A block of data:
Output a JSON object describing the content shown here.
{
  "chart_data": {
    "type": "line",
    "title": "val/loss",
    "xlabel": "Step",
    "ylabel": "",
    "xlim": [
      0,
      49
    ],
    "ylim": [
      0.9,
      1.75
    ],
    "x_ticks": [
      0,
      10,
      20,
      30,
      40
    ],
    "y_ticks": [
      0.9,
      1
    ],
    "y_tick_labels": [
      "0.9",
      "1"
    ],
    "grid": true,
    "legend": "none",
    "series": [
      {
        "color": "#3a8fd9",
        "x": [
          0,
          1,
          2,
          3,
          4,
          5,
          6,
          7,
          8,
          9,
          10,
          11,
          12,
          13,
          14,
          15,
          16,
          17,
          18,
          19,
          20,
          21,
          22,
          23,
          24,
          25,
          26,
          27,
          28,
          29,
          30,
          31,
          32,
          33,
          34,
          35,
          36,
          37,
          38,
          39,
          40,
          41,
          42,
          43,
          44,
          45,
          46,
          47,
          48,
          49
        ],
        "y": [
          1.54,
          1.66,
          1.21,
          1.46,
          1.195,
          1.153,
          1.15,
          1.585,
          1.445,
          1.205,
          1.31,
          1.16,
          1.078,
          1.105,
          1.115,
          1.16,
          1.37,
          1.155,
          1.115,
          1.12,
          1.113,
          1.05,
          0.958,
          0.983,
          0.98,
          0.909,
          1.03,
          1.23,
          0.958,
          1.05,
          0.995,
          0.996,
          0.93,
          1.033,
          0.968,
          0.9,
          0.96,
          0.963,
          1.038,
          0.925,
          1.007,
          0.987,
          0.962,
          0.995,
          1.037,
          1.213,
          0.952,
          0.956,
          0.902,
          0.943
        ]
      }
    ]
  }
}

## THE EXERCISE
Reproduce the data shown above exactly.

## ANSWER TO THIS TASK
Output a JSON object describing the content shown here.
{
  "chart_data": {
    "type": "line",
    "title": "val/loss",
    "xlabel": "Step",
    "ylabel": "",
    "xlim": [
      0,
      49
    ],
    "ylim": [
      0.9,
      1.75
    ],
    "x_ticks": [
      0,
      10,
      20,
      30,
      40
    ],
    "y_ticks": [
      0.9,
      1
    ],
    "y_tick_labels": [
      "0.9",
      "1"
    ],
    "grid": true,
    "legend": "none",
    "series": [
      {
        "color": "#3a8fd9",
        "x": [
          0,
          1,
          2,
          3,
          4,
          5,
          6,
          7,
          8,
          9,
          10,
          11,
          12,
          13,
          14,
          15,
          16,
          17,
          18,
          19,
          20,
          21,
          22,
          23,
          24,
          25,
          26,
          27,
          28,
          29,
          30,
          31,
          32,
          33,
          34,
          35,
          36,
          37,
          38,
          39,
          40,
          41,
          42,
          43,
          44,
          45,
          46,
          47,
          48,
          49
        ],
        "y": [
          1.54,
          1.66,
          1.21,
          1.46,
          1.195,
          1.153,
          1.15,
          1.585,
          1.445,
          1.205,
          1.31,
          1.16,
          1.078,
          1.105,
          1.115,
          1.16,
          1.37,
          1.155,
          1.115,
          1.12,
          1.113,
          1.05,
          0.958,
          0.983,
          0.98,
          0.909,
          1.03,
          1.23,
          0.958,
          1.05,
          0.995,
          0.996,
          0.93,
          1.033,
          0.968,
          0.9,
          0.96,
          0.963,
          1.038,
          0.925,
          1.007,
          0.987,
          0.962,
          0.995,
          1.037,
          1.213,
          0.952,
          0.956,
          0.902,
          0.943
        ]
      }
    ]
  }
}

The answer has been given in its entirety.